Only a number is expected: how many lines in the data below contain the word "Simulated".

* Begin RECORDS TO USE *

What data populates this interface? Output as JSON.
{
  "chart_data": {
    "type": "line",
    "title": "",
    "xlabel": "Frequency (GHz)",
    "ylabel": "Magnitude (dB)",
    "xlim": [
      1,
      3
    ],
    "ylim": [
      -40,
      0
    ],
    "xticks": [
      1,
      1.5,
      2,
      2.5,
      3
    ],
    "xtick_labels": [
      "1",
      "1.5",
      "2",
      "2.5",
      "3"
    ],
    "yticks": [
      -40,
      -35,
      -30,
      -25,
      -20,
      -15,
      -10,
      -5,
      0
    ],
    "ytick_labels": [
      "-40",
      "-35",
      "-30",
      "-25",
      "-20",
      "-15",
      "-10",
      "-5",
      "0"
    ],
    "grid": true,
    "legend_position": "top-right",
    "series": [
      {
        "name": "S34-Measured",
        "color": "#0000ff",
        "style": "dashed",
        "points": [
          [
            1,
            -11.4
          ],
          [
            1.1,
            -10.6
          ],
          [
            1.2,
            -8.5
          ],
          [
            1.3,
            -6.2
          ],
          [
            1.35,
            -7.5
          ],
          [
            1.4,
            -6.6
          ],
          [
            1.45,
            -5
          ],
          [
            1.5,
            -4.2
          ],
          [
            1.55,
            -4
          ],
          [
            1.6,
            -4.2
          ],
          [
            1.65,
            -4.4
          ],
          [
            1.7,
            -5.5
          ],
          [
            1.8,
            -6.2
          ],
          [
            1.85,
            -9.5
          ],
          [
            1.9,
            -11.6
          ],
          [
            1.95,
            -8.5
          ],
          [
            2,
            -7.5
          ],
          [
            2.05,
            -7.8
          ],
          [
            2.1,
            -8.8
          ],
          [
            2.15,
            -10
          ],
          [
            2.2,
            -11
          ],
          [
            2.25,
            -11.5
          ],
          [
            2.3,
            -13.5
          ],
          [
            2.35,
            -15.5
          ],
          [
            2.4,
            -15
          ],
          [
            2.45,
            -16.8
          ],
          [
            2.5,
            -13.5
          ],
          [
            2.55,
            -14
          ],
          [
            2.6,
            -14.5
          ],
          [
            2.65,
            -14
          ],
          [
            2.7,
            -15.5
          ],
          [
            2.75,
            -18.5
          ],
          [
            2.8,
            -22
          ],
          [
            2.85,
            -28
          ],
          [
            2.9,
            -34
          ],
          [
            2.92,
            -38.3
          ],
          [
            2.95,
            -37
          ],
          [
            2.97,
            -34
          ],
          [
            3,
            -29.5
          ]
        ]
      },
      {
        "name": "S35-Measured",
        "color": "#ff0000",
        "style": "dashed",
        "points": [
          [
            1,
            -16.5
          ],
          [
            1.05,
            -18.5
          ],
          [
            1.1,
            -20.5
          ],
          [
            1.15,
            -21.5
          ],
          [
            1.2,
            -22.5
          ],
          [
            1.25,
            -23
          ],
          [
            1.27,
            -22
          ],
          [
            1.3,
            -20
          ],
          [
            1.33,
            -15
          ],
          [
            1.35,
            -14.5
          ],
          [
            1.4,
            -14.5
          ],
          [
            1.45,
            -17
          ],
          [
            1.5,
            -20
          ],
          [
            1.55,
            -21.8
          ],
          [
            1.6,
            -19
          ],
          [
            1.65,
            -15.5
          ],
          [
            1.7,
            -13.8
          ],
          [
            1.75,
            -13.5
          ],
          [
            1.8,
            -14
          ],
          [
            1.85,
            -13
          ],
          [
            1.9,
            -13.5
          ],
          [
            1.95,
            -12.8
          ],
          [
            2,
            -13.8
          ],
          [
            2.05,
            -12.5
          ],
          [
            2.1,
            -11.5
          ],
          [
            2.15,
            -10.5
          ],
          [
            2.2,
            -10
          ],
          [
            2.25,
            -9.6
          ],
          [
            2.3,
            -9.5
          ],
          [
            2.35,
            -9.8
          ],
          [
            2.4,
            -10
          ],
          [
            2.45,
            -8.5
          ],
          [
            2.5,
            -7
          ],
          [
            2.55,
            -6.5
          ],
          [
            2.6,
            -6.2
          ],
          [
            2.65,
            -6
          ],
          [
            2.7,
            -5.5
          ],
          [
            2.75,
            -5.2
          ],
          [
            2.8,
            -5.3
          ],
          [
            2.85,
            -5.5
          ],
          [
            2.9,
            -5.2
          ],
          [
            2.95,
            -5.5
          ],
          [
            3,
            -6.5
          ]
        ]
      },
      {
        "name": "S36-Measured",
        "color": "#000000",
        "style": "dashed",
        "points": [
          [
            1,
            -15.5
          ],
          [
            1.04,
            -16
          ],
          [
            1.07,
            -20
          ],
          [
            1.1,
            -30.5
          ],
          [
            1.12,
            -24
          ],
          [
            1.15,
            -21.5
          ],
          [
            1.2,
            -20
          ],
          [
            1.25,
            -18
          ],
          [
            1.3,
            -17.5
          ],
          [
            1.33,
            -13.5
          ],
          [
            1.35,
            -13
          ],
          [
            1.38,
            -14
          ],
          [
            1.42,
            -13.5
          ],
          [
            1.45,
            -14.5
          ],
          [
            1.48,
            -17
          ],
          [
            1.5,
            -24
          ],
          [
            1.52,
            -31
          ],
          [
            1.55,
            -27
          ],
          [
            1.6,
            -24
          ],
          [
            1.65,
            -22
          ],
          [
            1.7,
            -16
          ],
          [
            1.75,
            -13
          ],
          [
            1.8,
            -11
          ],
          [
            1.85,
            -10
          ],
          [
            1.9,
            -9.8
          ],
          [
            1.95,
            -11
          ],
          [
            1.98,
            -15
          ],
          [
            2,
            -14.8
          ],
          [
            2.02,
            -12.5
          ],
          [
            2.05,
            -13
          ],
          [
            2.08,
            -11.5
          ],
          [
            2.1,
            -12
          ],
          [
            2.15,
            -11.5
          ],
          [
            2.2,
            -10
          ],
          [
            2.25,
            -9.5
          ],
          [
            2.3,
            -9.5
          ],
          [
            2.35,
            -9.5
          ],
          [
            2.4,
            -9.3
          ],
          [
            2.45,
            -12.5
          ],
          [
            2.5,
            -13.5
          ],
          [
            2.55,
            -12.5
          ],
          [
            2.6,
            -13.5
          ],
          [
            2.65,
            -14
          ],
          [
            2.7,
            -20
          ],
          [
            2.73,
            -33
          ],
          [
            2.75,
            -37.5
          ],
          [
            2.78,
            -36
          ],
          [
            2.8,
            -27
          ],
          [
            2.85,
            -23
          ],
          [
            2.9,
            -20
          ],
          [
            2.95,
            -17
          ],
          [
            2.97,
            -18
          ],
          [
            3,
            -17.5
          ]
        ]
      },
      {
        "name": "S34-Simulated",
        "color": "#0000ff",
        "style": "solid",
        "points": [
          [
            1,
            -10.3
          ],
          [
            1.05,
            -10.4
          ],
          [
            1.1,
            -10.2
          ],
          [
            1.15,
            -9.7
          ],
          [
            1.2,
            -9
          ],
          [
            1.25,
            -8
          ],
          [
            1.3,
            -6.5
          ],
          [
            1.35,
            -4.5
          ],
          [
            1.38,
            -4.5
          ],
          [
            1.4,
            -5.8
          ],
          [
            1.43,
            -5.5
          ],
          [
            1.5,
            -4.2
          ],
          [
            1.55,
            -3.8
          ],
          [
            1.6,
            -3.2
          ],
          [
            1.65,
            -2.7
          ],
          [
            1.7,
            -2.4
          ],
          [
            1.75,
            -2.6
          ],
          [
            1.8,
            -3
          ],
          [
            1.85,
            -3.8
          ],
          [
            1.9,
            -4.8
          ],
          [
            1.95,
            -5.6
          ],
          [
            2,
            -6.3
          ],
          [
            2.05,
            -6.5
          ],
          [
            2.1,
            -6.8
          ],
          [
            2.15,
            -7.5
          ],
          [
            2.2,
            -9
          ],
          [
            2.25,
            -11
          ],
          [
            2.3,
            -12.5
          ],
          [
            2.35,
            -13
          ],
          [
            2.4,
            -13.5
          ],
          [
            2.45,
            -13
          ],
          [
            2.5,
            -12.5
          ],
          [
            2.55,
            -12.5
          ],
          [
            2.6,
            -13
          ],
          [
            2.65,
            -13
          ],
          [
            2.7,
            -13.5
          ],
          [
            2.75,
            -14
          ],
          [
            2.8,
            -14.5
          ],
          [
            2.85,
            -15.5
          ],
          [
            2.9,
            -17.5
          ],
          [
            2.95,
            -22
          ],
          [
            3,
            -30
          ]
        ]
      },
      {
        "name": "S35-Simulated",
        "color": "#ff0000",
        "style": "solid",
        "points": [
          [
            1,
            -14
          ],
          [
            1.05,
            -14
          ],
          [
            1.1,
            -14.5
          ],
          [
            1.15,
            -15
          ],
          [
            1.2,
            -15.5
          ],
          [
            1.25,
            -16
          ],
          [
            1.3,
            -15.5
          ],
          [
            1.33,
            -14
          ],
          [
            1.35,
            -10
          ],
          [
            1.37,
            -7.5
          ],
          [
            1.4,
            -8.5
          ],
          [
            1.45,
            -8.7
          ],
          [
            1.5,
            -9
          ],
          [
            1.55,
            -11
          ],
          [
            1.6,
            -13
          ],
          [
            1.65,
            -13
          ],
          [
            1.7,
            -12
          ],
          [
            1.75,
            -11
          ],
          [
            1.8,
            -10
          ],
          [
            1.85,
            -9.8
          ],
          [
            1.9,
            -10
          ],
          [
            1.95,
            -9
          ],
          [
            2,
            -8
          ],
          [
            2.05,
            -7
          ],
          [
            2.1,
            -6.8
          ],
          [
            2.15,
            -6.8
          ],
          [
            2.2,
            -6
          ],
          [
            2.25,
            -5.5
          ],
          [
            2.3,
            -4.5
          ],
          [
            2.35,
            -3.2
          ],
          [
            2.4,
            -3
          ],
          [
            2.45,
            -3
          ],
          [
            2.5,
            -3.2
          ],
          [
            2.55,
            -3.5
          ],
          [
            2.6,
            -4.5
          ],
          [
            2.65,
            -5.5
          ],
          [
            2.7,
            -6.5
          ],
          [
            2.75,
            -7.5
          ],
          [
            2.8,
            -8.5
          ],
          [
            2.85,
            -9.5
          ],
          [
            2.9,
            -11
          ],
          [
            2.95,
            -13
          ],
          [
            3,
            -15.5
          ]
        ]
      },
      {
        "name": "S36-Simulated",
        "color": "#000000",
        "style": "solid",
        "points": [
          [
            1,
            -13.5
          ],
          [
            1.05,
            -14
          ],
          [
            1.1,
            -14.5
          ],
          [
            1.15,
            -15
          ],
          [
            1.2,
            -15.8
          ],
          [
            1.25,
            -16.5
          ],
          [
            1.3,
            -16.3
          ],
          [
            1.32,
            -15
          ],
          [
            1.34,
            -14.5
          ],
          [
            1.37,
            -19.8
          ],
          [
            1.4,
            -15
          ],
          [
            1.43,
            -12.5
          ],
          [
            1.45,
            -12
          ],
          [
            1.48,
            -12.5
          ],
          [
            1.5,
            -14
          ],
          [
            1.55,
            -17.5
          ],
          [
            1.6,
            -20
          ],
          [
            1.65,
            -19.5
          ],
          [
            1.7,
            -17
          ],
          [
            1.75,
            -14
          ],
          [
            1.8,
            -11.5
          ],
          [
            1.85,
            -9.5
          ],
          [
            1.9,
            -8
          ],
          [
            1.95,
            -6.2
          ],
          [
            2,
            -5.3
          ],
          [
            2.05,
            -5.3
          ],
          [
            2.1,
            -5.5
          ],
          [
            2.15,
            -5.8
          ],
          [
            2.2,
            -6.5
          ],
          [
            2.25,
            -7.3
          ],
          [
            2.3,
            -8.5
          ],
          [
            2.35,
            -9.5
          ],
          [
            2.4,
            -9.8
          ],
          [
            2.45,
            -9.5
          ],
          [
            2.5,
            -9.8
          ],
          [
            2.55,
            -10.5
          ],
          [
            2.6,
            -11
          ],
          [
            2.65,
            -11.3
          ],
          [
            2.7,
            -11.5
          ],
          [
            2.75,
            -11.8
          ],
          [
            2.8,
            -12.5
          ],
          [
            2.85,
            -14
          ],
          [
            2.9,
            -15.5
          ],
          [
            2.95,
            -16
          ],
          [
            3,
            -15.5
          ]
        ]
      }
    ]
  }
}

* End RECORDS TO USE *

CORRECT ANSWER
3